• _Task_: Reproduce the full listing that appears beneath this instruction exactly.
[start]
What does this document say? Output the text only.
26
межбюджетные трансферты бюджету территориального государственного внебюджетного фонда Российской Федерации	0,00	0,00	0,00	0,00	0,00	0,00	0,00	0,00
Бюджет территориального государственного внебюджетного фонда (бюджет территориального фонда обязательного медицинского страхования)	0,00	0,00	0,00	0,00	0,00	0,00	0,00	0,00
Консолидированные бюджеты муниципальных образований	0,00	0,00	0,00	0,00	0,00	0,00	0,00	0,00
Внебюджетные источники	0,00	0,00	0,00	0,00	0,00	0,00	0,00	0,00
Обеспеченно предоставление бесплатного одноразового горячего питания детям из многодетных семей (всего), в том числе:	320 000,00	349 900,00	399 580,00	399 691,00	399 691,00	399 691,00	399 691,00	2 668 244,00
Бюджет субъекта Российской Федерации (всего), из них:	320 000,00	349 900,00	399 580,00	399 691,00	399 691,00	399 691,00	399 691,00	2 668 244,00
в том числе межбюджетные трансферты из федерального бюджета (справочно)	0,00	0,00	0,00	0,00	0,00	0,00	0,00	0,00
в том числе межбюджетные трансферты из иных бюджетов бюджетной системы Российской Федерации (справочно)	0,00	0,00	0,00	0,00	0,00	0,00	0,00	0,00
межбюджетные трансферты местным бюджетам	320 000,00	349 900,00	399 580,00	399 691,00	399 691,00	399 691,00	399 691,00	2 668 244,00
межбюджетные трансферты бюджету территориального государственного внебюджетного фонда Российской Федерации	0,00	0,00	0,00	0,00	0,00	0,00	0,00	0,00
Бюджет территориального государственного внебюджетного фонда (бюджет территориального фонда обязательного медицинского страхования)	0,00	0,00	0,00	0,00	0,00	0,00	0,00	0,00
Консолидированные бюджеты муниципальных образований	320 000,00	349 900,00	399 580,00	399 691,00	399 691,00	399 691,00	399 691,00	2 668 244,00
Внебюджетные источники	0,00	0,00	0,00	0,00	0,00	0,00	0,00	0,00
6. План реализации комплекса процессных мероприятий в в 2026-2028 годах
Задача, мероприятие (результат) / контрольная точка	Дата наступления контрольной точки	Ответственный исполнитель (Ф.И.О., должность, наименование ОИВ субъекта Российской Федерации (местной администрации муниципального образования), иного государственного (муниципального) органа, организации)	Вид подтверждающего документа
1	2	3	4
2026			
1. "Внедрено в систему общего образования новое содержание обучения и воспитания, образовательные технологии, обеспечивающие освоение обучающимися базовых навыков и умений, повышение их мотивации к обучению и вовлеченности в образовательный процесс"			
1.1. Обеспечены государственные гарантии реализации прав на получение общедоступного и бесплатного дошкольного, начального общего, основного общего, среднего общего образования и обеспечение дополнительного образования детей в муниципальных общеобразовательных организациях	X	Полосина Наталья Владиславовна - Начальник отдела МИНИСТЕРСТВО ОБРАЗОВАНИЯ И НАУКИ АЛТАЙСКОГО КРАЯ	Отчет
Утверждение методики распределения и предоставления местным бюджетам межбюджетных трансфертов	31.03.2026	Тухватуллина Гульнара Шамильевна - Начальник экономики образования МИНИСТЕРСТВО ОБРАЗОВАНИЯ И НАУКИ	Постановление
[end]
• _Result below_:
What does this document say? Output the text only.
26
межбюджетные трансферты бюджету территориального государственного внебюджетного фонда Российской Федерации	0,00	0,00	0,00	0,00	0,00	0,00	0,00	0,00
Бюджет территориального государственного внебюджетного фонда (бюджет территориального фонда обязательного медицинского страхования)	0,00	0,00	0,00	0,00	0,00	0,00	0,00	0,00
Консолидированные бюджеты муниципальных образований	0,00	0,00	0,00	0,00	0,00	0,00	0,00	0,00
Внебюджетные источники	0,00	0,00	0,00	0,00	0,00	0,00	0,00	0,00
Обеспеченно предоставление бесплатного одноразового горячего питания детям из многодетных семей (всего), в том числе:	320 000,00	349 900,00	399 580,00	399 691,00	399 691,00	399 691,00	399 691,00	2 668 244,00
Бюджет субъекта Российской Федерации (всего), из них:	320 000,00	349 900,00	399 580,00	399 691,00	399 691,00	399 691,00	399 691,00	2 668 244,00
в том числе межбюджетные трансферты из федерального бюджета (справочно)	0,00	0,00	0,00	0,00	0,00	0,00	0,00	0,00
в том числе межбюджетные трансферты из иных бюджетов бюджетной системы Российской Федерации (справочно)	0,00	0,00	0,00	0,00	0,00	0,00	0,00	0,00
межбюджетные трансферты местным бюджетам	320 000,00	349 900,00	399 580,00	399 691,00	399 691,00	399 691,00	399 691,00	2 668 244,00
межбюджетные трансферты бюджету территориального государственного внебюджетного фонда Российской Федерации	0,00	0,00	0,00	0,00	0,00	0,00	0,00	0,00
Бюджет территориального государственного внебюджетного фонда (бюджет территориального фонда обязательного медицинского страхования)	0,00	0,00	0,00	0,00	0,00	0,00	0,00	0,00
Консолидированные бюджеты муниципальных образований	320 000,00	349 900,00	399 580,00	399 691,00	399 691,00	399 691,00	399 691,00	2 668 244,00
Внебюджетные источники	0,00	0,00	0,00	0,00	0,00	0,00	0,00	0,00
6. План реализации комплекса процессных мероприятий в в 2026-2028 годах
Задача, мероприятие (результат) / контрольная точка	Дата наступления контрольной точки	Ответственный исполнитель (Ф.И.О., должность, наименование ОИВ субъекта Российской Федерации (местной администрации муниципального образования), иного государственного (муниципального) органа, организации)	Вид подтверждающего документа
1	2	3	4
2026			
1. "Внедрено в систему общего образования новое содержание обучения и воспитания, образовательные технологии, обеспечивающие освоение обучающимися базовых навыков и умений, повышение их мотивации к обучению и вовлеченности в образовательный процесс"			
1.1. Обеспечены государственные гарантии реализации прав на получение общедоступного и бесплатного дошкольного, начального общего, основного общего, среднего общего образования и обеспечение дополнительного образования детей в муниципальных общеобразовательных организациях	X	Полосина Наталья Владиславовна - Начальник отдела МИНИСТЕРСТВО ОБРАЗОВАНИЯ И НАУКИ АЛТАЙСКОГО КРАЯ	Отчет
Утверждение методики распределения и предоставления местным бюджетам межбюджетных трансфертов	31.03.2026	Тухватуллина Гульнара Шамильевна - Начальник экономики образования МИНИСТЕРСТВО ОБРАЗОВАНИЯ И НАУКИ	Постановление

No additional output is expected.